■ Given instruction ■
Each line should be copied exactly.

■ Provided data ■

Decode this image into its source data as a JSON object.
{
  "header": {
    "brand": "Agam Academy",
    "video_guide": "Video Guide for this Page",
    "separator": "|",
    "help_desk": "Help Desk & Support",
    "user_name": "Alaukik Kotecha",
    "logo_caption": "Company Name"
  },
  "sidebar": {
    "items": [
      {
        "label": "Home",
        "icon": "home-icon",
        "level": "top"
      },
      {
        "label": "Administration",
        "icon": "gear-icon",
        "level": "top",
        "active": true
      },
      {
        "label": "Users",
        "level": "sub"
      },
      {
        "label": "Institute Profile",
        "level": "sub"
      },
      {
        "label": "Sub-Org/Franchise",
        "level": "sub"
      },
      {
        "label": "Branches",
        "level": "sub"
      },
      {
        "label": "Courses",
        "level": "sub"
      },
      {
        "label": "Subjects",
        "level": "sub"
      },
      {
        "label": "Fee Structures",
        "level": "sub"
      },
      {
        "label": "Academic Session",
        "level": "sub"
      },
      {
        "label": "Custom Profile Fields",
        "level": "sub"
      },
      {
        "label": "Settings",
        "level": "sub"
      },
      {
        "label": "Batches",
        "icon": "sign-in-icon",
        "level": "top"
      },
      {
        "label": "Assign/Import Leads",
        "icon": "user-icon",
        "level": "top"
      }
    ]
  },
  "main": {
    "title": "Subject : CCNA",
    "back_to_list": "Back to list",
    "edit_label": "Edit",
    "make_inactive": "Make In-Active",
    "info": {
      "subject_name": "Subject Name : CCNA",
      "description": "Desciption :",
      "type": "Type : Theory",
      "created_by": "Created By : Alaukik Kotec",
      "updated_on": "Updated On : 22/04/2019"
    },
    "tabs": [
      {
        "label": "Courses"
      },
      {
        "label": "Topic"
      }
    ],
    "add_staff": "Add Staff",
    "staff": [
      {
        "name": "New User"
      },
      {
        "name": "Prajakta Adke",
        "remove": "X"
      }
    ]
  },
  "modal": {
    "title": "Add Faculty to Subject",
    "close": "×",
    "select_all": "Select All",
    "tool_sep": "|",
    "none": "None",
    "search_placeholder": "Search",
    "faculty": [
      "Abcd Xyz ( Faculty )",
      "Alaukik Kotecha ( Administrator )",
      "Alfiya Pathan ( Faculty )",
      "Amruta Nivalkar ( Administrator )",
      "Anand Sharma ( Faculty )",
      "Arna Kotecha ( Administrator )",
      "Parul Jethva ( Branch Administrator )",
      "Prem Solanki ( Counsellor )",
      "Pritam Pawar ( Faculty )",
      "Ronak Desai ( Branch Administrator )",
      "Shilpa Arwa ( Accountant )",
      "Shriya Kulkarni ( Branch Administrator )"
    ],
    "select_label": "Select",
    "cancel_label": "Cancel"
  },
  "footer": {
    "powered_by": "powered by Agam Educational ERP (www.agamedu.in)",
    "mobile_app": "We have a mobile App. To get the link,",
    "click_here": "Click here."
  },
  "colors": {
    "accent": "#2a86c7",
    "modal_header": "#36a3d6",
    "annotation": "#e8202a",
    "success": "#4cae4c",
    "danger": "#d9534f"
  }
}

■ Written reply ■
Decode this image into its source data as a JSON object.
{
  "header": {
    "brand": "Agam Academy",
    "video_guide": "Video Guide for this Page",
    "separator": "|",
    "help_desk": "Help Desk & Support",
    "user_name": "Alaukik Kotecha",
    "logo_caption": "Company Name"
  },
  "sidebar": {
    "items": [
      {
        "label": "Home",
        "icon": "home-icon",
        "level": "top"
      },
      {
        "label": "Administration",
        "icon": "gear-icon",
        "level": "top",
        "active": true
      },
      {
        "label": "Users",
        "level": "sub"
      },
      {
        "label": "Institute Profile",
        "level": "sub"
      },
      {
        "label": "Sub-Org/Franchise",
        "level": "sub"
      },
      {
        "label": "Branches",
        "level": "sub"
      },
      {
        "label": "Courses",
        "level": "sub"
      },
      {
        "label": "Subjects",
        "level": "sub"
      },
      {
        "label": "Fee Structures",
        "level": "sub"
      },
      {
        "label": "Academic Session",
        "level": "sub"
      },
      {
        "label": "Custom Profile Fields",
        "level": "sub"
      },
      {
        "label": "Settings",
        "level": "sub"
      },
      {
        "label": "Batches",
        "icon": "sign-in-icon",
        "level": "top"
      },
      {
        "label": "Assign/Import Leads",
        "icon": "user-icon",
        "level": "top"
      }
    ]
  },
  "main": {
    "title": "Subject : CCNA",
    "back_to_list": "Back to list",
    "edit_label": "Edit",
    "make_inactive": "Make In-Active",
    "info": {
      "subject_name": "Subject Name : CCNA",
      "description": "Desciption :",
      "type": "Type : Theory",
      "created_by": "Created By : Alaukik Kotec",
      "updated_on": "Updated On : 22/04/2019"
    },
    "tabs": [
      {
        "label": "Courses"
      },
      {
        "label": "Topic"
      }
    ],
    "add_staff": "Add Staff",
    "staff": [
      {
        "name": "New User"
      },
      {
        "name": "Prajakta Adke",
        "remove": "X"
      }
    ]
  },
  "modal": {
    "title": "Add Faculty to Subject",
    "close": "×",
    "select_all": "Select All",
    "tool_sep": "|",
    "none": "None",
    "search_placeholder": "Search",
    "faculty": [
      "Abcd Xyz ( Faculty )",
      "Alaukik Kotecha ( Administrator )",
      "Alfiya Pathan ( Faculty )",
      "Amruta Nivalkar ( Administrator )",
      "Anand Sharma ( Faculty )",
      "Arna Kotecha ( Administrator )",
      "Parul Jethva ( Branch Administrator )",
      "Prem Solanki ( Counsellor )",
      "Pritam Pawar ( Faculty )",
      "Ronak Desai ( Branch Administrator )",
      "Shilpa Arwa ( Accountant )",
      "Shriya Kulkarni ( Branch Administrator )"
    ],
    "select_label": "Select",
    "cancel_label": "Cancel"
  },
  "footer": {
    "powered_by": "powered by Agam Educational ERP (www.agamedu.in)",
    "mobile_app": "We have a mobile App. To get the link,",
    "click_here": "Click here."
  },
  "colors": {
    "accent": "#2a86c7",
    "modal_header": "#36a3d6",
    "annotation": "#e8202a",
    "success": "#4cae4c",
    "danger": "#d9534f"
  }
}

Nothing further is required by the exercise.